How to complete this task:
Your task is to gather the lines below that hold the string "Component".
============
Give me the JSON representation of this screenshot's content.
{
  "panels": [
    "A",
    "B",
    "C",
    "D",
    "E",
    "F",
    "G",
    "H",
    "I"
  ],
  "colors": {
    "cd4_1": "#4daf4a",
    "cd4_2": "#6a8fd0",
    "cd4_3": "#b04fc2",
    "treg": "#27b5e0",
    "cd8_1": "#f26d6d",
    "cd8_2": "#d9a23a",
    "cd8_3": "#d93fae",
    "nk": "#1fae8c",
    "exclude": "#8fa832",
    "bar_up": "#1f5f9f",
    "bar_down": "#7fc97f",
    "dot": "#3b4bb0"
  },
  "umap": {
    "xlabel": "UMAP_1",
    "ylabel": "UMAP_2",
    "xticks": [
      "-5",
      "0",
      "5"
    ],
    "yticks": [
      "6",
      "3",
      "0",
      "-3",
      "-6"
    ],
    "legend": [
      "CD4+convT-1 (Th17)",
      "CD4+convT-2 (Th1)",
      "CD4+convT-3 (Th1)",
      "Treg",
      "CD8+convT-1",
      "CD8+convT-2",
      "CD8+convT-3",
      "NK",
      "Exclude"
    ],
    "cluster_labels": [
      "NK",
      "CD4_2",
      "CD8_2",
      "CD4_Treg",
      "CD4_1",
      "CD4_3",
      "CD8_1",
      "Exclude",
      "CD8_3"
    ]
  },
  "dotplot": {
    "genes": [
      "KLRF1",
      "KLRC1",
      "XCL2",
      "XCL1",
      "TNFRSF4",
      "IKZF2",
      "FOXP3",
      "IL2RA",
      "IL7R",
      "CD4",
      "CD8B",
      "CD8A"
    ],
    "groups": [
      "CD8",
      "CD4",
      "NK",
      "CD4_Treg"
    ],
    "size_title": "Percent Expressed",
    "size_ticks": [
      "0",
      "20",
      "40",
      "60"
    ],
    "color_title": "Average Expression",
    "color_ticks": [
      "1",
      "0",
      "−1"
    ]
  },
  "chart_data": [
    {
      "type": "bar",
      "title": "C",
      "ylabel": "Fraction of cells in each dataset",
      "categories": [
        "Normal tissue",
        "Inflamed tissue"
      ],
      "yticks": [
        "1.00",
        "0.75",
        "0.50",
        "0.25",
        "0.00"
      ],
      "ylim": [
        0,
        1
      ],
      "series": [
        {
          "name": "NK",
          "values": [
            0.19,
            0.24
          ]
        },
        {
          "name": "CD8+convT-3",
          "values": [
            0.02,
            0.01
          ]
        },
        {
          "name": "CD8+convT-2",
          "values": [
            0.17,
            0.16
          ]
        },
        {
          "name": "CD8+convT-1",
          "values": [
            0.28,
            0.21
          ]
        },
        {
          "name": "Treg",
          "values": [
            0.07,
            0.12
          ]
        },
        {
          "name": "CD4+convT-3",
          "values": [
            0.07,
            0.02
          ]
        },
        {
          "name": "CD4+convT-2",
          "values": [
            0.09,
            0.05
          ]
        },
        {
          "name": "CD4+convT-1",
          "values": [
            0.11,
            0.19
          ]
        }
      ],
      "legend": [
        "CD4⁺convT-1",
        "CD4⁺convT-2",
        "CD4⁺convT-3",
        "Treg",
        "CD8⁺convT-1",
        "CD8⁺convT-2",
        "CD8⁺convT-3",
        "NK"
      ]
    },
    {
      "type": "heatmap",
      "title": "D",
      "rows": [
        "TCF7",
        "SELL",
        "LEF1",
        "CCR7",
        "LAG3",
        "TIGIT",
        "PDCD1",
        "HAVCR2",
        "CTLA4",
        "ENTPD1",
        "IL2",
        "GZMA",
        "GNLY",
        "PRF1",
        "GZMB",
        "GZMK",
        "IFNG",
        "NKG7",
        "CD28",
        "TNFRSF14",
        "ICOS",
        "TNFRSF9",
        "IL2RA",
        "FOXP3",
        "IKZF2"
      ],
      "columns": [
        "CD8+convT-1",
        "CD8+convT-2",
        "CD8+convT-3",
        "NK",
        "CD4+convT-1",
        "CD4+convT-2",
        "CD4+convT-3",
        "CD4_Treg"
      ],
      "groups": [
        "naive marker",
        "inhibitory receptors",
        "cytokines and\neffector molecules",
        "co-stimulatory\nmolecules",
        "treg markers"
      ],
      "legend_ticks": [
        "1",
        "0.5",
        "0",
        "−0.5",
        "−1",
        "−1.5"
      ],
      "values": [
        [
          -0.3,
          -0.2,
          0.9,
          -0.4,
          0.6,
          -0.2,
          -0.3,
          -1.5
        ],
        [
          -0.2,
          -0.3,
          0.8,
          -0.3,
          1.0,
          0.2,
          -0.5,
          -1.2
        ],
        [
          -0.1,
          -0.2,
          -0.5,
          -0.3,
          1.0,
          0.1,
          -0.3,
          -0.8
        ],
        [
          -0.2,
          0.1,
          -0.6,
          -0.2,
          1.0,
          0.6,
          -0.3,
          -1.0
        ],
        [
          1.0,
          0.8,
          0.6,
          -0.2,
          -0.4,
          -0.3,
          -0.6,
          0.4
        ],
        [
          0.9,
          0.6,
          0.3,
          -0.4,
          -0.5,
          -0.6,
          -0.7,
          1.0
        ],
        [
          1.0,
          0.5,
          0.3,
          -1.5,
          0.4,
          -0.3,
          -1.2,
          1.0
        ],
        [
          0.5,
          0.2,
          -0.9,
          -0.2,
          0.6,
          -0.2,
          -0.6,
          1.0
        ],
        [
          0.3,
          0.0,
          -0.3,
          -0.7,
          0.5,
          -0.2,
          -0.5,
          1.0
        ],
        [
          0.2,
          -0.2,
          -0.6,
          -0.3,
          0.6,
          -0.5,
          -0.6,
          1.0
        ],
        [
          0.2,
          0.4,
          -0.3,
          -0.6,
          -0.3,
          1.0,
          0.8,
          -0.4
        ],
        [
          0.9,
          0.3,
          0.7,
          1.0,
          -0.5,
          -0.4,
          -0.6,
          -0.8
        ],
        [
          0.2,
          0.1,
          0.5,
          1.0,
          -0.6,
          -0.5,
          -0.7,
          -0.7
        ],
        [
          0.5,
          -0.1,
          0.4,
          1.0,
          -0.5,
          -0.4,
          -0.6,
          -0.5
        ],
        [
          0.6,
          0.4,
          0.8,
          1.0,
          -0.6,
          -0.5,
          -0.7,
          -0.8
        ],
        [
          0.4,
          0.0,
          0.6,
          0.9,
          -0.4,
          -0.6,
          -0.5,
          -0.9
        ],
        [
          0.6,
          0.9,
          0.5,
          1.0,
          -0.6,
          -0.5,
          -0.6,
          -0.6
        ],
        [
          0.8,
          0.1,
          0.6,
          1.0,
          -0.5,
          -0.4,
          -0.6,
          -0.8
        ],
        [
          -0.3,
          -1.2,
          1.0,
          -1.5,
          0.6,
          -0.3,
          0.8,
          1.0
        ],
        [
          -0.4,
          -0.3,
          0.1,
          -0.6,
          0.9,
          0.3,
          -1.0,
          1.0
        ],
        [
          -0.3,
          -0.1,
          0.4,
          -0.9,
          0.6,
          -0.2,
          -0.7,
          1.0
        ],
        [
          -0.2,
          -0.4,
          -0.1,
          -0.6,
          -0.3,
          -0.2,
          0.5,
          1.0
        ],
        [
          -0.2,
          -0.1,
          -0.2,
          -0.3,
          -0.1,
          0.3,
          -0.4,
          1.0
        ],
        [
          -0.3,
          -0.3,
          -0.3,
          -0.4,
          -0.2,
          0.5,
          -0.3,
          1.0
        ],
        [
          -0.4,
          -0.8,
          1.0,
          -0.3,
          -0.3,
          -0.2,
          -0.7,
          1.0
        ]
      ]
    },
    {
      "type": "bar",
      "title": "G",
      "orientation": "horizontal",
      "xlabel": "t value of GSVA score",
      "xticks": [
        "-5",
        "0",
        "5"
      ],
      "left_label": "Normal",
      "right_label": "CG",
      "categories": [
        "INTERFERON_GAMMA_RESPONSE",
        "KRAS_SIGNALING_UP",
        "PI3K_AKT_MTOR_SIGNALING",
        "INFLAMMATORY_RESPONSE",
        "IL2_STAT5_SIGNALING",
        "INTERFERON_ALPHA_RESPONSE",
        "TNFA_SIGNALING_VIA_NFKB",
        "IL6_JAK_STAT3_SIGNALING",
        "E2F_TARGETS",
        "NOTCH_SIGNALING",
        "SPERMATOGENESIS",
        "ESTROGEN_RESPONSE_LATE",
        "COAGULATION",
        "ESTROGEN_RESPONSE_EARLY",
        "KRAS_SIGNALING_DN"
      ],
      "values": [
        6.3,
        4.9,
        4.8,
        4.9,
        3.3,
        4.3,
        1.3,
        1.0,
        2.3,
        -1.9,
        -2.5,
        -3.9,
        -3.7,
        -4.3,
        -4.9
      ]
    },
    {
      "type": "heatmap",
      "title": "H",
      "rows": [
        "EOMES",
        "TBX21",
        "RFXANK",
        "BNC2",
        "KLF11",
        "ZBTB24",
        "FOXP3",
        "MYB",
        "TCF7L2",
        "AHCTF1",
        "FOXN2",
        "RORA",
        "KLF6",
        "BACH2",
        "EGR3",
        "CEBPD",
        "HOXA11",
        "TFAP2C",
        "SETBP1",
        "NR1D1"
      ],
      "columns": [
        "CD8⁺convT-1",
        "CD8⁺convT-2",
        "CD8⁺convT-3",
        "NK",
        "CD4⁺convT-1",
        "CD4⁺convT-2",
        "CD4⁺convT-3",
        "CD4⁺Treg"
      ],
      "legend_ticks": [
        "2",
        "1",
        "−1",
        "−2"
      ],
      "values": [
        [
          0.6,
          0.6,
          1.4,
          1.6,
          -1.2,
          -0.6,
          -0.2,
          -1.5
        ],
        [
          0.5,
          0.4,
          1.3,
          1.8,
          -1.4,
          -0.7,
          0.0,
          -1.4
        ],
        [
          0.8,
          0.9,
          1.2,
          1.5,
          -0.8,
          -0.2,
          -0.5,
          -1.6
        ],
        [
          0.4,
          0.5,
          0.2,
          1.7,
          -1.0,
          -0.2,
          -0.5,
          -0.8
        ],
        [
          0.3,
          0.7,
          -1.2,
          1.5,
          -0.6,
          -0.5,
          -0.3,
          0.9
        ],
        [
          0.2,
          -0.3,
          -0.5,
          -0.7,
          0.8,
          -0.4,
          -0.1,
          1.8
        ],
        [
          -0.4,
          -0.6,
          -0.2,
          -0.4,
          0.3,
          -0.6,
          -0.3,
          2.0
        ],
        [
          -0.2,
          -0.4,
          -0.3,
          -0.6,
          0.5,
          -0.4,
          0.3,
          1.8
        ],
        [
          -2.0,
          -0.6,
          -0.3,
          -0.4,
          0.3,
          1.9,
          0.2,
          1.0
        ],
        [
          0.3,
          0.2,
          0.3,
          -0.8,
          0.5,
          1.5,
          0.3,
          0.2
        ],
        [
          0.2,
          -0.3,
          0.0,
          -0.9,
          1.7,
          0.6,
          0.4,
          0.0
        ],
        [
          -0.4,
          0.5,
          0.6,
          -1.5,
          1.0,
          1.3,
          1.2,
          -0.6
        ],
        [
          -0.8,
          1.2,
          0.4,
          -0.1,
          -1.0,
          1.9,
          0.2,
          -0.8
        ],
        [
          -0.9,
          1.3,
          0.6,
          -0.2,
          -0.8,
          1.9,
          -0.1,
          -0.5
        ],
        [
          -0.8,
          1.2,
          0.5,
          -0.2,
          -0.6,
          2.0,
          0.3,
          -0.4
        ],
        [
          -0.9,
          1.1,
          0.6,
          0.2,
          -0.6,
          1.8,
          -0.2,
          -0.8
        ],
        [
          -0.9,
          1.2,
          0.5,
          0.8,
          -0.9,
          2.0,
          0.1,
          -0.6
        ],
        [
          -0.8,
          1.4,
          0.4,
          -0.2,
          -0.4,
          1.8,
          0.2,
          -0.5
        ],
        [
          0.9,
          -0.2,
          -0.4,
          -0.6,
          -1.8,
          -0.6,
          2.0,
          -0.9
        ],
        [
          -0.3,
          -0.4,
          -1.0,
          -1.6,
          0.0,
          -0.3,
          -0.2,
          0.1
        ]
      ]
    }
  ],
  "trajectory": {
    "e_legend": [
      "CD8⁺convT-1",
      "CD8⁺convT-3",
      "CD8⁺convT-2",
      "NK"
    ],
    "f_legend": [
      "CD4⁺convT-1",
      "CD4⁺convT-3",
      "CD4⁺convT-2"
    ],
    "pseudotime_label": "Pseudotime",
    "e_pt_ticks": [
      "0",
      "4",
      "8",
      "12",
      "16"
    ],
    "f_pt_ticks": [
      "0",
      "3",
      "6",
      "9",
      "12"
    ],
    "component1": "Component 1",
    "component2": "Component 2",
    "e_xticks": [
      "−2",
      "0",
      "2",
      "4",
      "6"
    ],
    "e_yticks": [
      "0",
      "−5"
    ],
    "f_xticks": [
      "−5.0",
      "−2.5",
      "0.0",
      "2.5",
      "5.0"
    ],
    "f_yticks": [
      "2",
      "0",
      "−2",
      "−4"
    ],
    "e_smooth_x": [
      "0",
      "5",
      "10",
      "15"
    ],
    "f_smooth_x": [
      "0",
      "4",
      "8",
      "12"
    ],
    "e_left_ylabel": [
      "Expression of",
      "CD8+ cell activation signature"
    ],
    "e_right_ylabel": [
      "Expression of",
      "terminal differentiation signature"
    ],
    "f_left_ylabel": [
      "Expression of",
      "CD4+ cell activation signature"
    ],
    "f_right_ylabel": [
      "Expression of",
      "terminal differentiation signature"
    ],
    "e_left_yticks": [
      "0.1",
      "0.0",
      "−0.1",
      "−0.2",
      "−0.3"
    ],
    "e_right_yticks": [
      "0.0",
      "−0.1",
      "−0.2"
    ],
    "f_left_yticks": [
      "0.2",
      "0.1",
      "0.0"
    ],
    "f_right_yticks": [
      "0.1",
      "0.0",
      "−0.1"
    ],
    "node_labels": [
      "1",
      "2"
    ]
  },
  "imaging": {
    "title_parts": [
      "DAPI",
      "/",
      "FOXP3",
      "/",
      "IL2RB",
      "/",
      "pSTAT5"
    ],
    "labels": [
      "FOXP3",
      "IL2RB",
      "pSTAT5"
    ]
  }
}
============
Output for this exercise:
    "component1": "Component 1",
    "component2": "Component 2",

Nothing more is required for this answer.